» **Required work**
Pull every line containing "text" out of the material below.

(Dataset records)
+--

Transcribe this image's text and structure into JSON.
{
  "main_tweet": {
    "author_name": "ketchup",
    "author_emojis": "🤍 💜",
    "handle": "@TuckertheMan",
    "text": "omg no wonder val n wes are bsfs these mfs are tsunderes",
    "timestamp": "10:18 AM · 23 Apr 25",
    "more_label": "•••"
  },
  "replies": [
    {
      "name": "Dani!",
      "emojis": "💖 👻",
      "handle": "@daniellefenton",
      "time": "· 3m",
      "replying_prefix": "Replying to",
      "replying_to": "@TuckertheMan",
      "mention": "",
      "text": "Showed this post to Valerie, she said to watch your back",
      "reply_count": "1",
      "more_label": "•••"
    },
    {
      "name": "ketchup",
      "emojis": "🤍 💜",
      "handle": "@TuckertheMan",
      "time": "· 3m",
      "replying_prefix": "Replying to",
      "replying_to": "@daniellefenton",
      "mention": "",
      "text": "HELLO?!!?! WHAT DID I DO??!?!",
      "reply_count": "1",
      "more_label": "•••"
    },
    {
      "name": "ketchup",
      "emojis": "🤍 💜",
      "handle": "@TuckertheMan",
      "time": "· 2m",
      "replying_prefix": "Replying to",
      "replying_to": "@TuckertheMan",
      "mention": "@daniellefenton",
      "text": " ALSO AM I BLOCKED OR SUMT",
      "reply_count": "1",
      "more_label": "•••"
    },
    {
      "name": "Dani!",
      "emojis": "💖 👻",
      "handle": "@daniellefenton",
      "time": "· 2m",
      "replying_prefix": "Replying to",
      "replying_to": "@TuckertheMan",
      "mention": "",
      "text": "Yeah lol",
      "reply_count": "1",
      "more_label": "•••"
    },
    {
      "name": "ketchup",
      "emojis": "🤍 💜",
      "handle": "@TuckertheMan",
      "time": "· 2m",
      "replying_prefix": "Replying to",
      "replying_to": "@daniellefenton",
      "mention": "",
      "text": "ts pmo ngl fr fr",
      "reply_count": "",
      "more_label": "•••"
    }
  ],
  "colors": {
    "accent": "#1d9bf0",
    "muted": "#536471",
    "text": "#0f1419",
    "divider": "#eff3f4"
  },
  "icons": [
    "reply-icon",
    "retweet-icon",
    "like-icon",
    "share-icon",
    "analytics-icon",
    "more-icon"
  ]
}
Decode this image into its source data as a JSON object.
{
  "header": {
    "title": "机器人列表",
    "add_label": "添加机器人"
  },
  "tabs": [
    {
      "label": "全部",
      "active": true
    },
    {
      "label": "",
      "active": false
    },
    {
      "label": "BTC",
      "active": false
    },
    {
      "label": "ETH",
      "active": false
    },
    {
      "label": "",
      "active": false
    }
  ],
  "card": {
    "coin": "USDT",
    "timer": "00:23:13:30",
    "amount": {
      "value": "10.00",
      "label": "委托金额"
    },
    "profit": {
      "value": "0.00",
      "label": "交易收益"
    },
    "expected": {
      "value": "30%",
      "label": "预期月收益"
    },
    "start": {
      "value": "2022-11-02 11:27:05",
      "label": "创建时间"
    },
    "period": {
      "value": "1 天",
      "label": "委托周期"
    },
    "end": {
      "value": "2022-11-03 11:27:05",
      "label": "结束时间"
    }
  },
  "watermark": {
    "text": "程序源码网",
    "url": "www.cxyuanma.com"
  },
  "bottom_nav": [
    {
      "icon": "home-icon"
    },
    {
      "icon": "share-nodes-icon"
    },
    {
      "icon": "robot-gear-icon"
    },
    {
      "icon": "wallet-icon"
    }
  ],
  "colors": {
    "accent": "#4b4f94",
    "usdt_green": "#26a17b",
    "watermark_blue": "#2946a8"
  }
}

+--

» **Exercise result**
Transcribe this image's text and structure into JSON.
    "text": "omg no wonder val n wes are bsfs these mfs are tsunderes",
      "text": "Showed this post to Valerie, she said to watch your back",
      "text": "HELLO?!!?! WHAT DID I DO??!?!",
      "text": " ALSO AM I BLOCKED OR SUMT",
      "text": "Yeah lol",
      "text": "ts pmo ngl fr fr",
    "text": "#0f1419",
    "text": "程序源码网",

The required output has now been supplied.